[Start Extracted entries]

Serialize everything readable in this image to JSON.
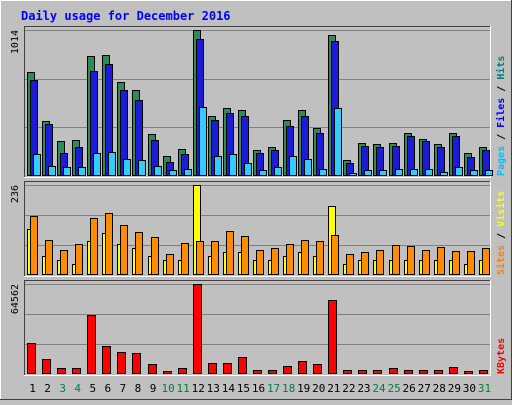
{
  "chart_data": {
    "type": "bar",
    "title": "Daily usage for December 2016",
    "categories": [
      "1",
      "2",
      "3",
      "4",
      "5",
      "6",
      "7",
      "8",
      "9",
      "10",
      "11",
      "12",
      "13",
      "14",
      "15",
      "16",
      "17",
      "18",
      "19",
      "20",
      "21",
      "22",
      "23",
      "24",
      "25",
      "26",
      "27",
      "28",
      "29",
      "30",
      "31"
    ],
    "weekend_days": [
      "3",
      "4",
      "10",
      "11",
      "17",
      "18",
      "24",
      "25",
      "31"
    ],
    "panels": [
      {
        "name": "hits-files-pages",
        "scale_max_label": "1014",
        "ymax": 1014,
        "right_label": [
          {
            "text": "Pages",
            "color": "#00c0ff"
          },
          {
            "text": " / ",
            "color": "#000000"
          },
          {
            "text": "Files",
            "color": "#0000ff"
          },
          {
            "text": " / ",
            "color": "#000000"
          },
          {
            "text": "Hits",
            "color": "#008080"
          }
        ],
        "series": [
          {
            "name": "Hits",
            "color": "#2e8b57",
            "values": [
              720,
              380,
              240,
              250,
              830,
              840,
              650,
              600,
              290,
              140,
              190,
              1014,
              420,
              470,
              460,
              180,
              200,
              390,
              460,
              330,
              980,
              110,
              230,
              220,
              230,
              300,
              260,
              220,
              300,
              160,
              200
            ]
          },
          {
            "name": "Files",
            "color": "#1c1cd8",
            "values": [
              670,
              360,
              160,
              200,
              730,
              780,
              600,
              530,
              250,
              100,
              150,
              950,
              390,
              440,
              420,
              160,
              180,
              350,
              420,
              300,
              940,
              90,
              210,
              200,
              210,
              280,
              240,
              200,
              280,
              130,
              180
            ]
          },
          {
            "name": "Pages",
            "color": "#33ccff",
            "values": [
              150,
              70,
              60,
              60,
              160,
              170,
              120,
              110,
              70,
              40,
              50,
              480,
              140,
              150,
              90,
              40,
              60,
              140,
              120,
              50,
              470,
              20,
              40,
              40,
              50,
              50,
              50,
              30,
              60,
              40,
              40
            ]
          }
        ]
      },
      {
        "name": "visits-sites",
        "scale_max_label": "236",
        "ymax": 236,
        "right_label": [
          {
            "text": "Sites",
            "color": "#ff8000"
          },
          {
            "text": " / ",
            "color": "#000000"
          },
          {
            "text": "Visits",
            "color": "#ffff00"
          }
        ],
        "series": [
          {
            "name": "Visits",
            "color": "#ffff00",
            "values": [
              120,
              50,
              40,
              30,
              90,
              110,
              80,
              70,
              50,
              40,
              40,
              236,
              50,
              60,
              60,
              40,
              40,
              50,
              60,
              50,
              180,
              30,
              40,
              40,
              40,
              40,
              40,
              40,
              40,
              30,
              40
            ]
          },
          {
            "name": "Sites",
            "color": "#ff8c00",
            "values": [
              155,
              92,
              65,
              82,
              150,
              163,
              130,
              113,
              100,
              55,
              84,
              90,
              90,
              115,
              102,
              66,
              70,
              82,
              92,
              88,
              105,
              55,
              60,
              65,
              78,
              75,
              65,
              73,
              63,
              63,
              70
            ]
          }
        ]
      },
      {
        "name": "kbytes",
        "scale_max_label": "64562",
        "ymax": 64562,
        "right_label": [
          {
            "text": "KBytes",
            "color": "#ff0000"
          }
        ],
        "series": [
          {
            "name": "KBytes",
            "color": "#ff0000",
            "values": [
              22000,
              11000,
              4000,
              4000,
              42000,
              20000,
              16000,
              15000,
              7000,
              2500,
              4000,
              64562,
              8000,
              8000,
              12000,
              3000,
              3000,
              6000,
              9000,
              7000,
              53000,
              3000,
              3000,
              3000,
              4000,
              3000,
              3000,
              3000,
              5000,
              2500,
              3000
            ]
          }
        ]
      }
    ]
  },
  "colors": {
    "background": "#c0c0c0",
    "panel": "#c0c0c0",
    "gridline": "#808080",
    "title": "#0000ff",
    "day_weekday": "#000000",
    "day_weekend": "#008040"
  }
}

[End Extracted entries]

Required work: Copy out the entries verbatim and leave the images out.

Written solution:
Serialize everything readable in this image to JSON.
{
  "chart_data": {
    "type": "bar",
    "title": "Daily usage for December 2016",
    "categories": [
      "1",
      "2",
      "3",
      "4",
      "5",
      "6",
      "7",
      "8",
      "9",
      "10",
      "11",
      "12",
      "13",
      "14",
      "15",
      "16",
      "17",
      "18",
      "19",
      "20",
      "21",
      "22",
      "23",
      "24",
      "25",
      "26",
      "27",
      "28",
      "29",
      "30",
      "31"
    ],
    "weekend_days": [
      "3",
      "4",
      "10",
      "11",
      "17",
      "18",
      "24",
      "25",
      "31"
    ],
    "panels": [
      {
        "name": "hits-files-pages",
        "scale_max_label": "1014",
        "ymax": 1014,
        "right_label": [
          {
            "text": "Pages",
            "color": "#00c0ff"
          },
          {
            "text": " / ",
            "color": "#000000"
          },
          {
            "text": "Files",
            "color": "#0000ff"
          },
          {
            "text": " / ",
            "color": "#000000"
          },
          {
            "text": "Hits",
            "color": "#008080"
          }
        ],
        "series": [
          {
            "name": "Hits",
            "color": "#2e8b57",
            "values": [
              720,
              380,
              240,
              250,
              830,
              840,
              650,
              600,
              290,
              140,
              190,
              1014,
              420,
              470,
              460,
              180,
              200,
              390,
              460,
              330,
              980,
              110,
              230,
              220,
              230,
              300,
              260,
              220,
              300,
              160,
              200
            ]
          },
          {
            "name": "Files",
            "color": "#1c1cd8",
            "values": [
              670,
              360,
              160,
              200,
              730,
              780,
              600,
              530,
              250,
              100,
              150,
              950,
              390,
              440,
              420,
              160,
              180,
              350,
              420,
              300,
              940,
              90,
              210,
              200,
              210,
              280,
              240,
              200,
              280,
              130,
              180
            ]
          },
          {
            "name": "Pages",
            "color": "#33ccff",
            "values": [
              150,
              70,
              60,
              60,
              160,
              170,
              120,
              110,
              70,
              40,
              50,
              480,
              140,
              150,
              90,
              40,
              60,
              140,
              120,
              50,
              470,
              20,
              40,
              40,
              50,
              50,
              50,
              30,
              60,
              40,
              40
            ]
          }
        ]
      },
      {
        "name": "visits-sites",
        "scale_max_label": "236",
        "ymax": 236,
        "right_label": [
          {
            "text": "Sites",
            "color": "#ff8000"
          },
          {
            "text": " / ",
            "color": "#000000"
          },
          {
            "text": "Visits",
            "color": "#ffff00"
          }
        ],
        "series": [
          {
            "name": "Visits",
            "color": "#ffff00",
            "values": [
              120,
              50,
              40,
              30,
              90,
              110,
              80,
              70,
              50,
              40,
              40,
              236,
              50,
              60,
              60,
              40,
              40,
              50,
              60,
              50,
              180,
              30,
              40,
              40,
              40,
              40,
              40,
              40,
              40,
              30,
              40
            ]
          },
          {
            "name": "Sites",
            "color": "#ff8c00",
            "values": [
              155,
              92,
              65,
              82,
              150,
              163,
              130,
              113,
              100,
              55,
              84,
              90,
              90,
              115,
              102,
              66,
              70,
              82,
              92,
              88,
              105,
              55,
              60,
              65,
              78,
              75,
              65,
              73,
              63,
              63,
              70
            ]
          }
        ]
      },
      {
        "name": "kbytes",
        "scale_max_label": "64562",
        "ymax": 64562,
        "right_label": [
          {
            "text": "KBytes",
            "color": "#ff0000"
          }
        ],
        "series": [
          {
            "name": "KBytes",
            "color": "#ff0000",
            "values": [
              22000,
              11000,
              4000,
              4000,
              42000,
              20000,
              16000,
              15000,
              7000,
              2500,
              4000,
              64562,
              8000,
              8000,
              12000,
              3000,
              3000,
              6000,
              9000,
              7000,
              53000,
              3000,
              3000,
              3000,
              4000,
              3000,
              3000,
              3000,
              5000,
              2500,
              3000
            ]
          }
        ]
      }
    ]
  },
  "colors": {
    "background": "#c0c0c0",
    "panel": "#c0c0c0",
    "gridline": "#808080",
    "title": "#0000ff",
    "day_weekday": "#000000",
    "day_weekend": "#008040"
  }
}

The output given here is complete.